WHAT THE TASK ASKS: Print all of the data exactly.

## start ENTRIES PROVIDED

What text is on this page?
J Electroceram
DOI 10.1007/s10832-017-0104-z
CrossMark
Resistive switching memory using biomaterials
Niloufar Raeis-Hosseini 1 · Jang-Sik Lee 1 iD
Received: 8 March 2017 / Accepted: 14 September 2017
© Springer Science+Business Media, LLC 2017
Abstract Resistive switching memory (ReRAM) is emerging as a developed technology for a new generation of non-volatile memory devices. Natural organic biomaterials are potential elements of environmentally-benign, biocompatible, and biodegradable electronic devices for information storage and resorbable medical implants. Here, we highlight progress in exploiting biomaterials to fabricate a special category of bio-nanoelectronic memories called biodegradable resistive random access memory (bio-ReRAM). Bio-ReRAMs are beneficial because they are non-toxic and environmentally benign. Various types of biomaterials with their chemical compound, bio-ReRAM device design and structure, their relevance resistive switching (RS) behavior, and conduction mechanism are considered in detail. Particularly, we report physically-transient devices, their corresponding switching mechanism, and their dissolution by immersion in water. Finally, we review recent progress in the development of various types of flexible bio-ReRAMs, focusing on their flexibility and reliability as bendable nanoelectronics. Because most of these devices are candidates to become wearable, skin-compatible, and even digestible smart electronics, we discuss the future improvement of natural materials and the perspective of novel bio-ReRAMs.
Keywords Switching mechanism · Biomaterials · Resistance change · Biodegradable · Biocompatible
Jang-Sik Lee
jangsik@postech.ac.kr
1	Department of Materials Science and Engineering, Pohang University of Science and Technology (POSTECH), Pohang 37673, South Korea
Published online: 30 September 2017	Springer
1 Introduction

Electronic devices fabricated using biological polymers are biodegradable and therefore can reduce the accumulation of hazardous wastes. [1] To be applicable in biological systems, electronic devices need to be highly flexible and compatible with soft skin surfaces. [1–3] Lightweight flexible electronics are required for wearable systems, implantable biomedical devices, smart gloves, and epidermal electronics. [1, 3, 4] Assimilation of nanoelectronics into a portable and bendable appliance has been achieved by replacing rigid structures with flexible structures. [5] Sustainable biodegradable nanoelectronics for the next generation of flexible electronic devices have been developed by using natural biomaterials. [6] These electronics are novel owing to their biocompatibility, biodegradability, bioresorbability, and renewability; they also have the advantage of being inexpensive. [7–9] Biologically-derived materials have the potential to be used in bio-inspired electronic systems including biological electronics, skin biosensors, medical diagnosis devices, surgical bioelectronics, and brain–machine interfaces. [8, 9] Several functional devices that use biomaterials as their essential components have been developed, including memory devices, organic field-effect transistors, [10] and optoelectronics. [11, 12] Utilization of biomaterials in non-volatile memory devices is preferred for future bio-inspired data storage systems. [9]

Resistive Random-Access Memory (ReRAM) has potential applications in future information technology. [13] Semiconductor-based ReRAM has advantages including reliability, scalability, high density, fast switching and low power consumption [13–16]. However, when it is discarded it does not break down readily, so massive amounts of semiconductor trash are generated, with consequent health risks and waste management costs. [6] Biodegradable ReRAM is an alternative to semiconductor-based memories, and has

## end ENTRIES PROVIDED

EXERCISE RESULT:
What text is on this page?
J Electroceram
DOI 10.1007/s10832-017-0104-z
CrossMark
Resistive switching memory using biomaterials
Niloufar Raeis-Hosseini 1 · Jang-Sik Lee 1 iD
Received: 8 March 2017 / Accepted: 14 September 2017
© Springer Science+Business Media, LLC 2017
Abstract Resistive switching memory (ReRAM) is emerging as a developed technology for a new generation of non-volatile memory devices. Natural organic biomaterials are potential elements of environmentally-benign, biocompatible, and biodegradable electronic devices for information storage and resorbable medical implants. Here, we highlight progress in exploiting biomaterials to fabricate a special category of bio-nanoelectronic memories called biodegradable resistive random access memory (bio-ReRAM). Bio-ReRAMs are beneficial because they are non-toxic and environmentally benign. Various types of biomaterials with their chemical compound, bio-ReRAM device design and structure, their relevance resistive switching (RS) behavior, and conduction mechanism are considered in detail. Particularly, we report physically-transient devices, their corresponding switching mechanism, and their dissolution by immersion in water. Finally, we review recent progress in the development of various types of flexible bio-ReRAMs, focusing on their flexibility and reliability as bendable nanoelectronics. Because most of these devices are candidates to become wearable, skin-compatible, and even digestible smart electronics, we discuss the future improvement of natural materials and the perspective of novel bio-ReRAMs.
Keywords Switching mechanism · Biomaterials · Resistance change · Biodegradable · Biocompatible
Jang-Sik Lee
jangsik@postech.ac.kr
1	Department of Materials Science and Engineering, Pohang University of Science and Technology (POSTECH), Pohang 37673, South Korea
Published online: 30 September 2017	Springer
1 Introduction

Electronic devices fabricated using biological polymers are biodegradable and therefore can reduce the accumulation of hazardous wastes. [1] To be applicable in biological systems, electronic devices need to be highly flexible and compatible with soft skin surfaces. [1–3] Lightweight flexible electronics are required for wearable systems, implantable biomedical devices, smart gloves, and epidermal electronics. [1, 3, 4] Assimilation of nanoelectronics into a portable and bendable appliance has been achieved by replacing rigid structures with flexible structures. [5] Sustainable biodegradable nanoelectronics for the next generation of flexible electronic devices have been developed by using natural biomaterials. [6] These electronics are novel owing to their biocompatibility, biodegradability, bioresorbability, and renewability; they also have the advantage of being inexpensive. [7–9] Biologically-derived materials have the potential to be used in bio-inspired electronic systems including biological electronics, skin biosensors, medical diagnosis devices, surgical bioelectronics, and brain–machine interfaces. [8, 9] Several functional devices that use biomaterials as their essential components have been developed, including memory devices, organic field-effect transistors, [10] and optoelectronics. [11, 12] Utilization of biomaterials in non-volatile memory devices is preferred for future bio-inspired data storage systems. [9]

Resistive Random-Access Memory (ReRAM) has potential applications in future information technology. [13] Semiconductor-based ReRAM has advantages including reliability, scalability, high density, fast switching and low power consumption [13–16]. However, when it is discarded it does not break down readily, so massive amounts of semiconductor trash are generated, with consequent health risks and waste management costs. [6] Biodegradable ReRAM is an alternative to semiconductor-based memories, and has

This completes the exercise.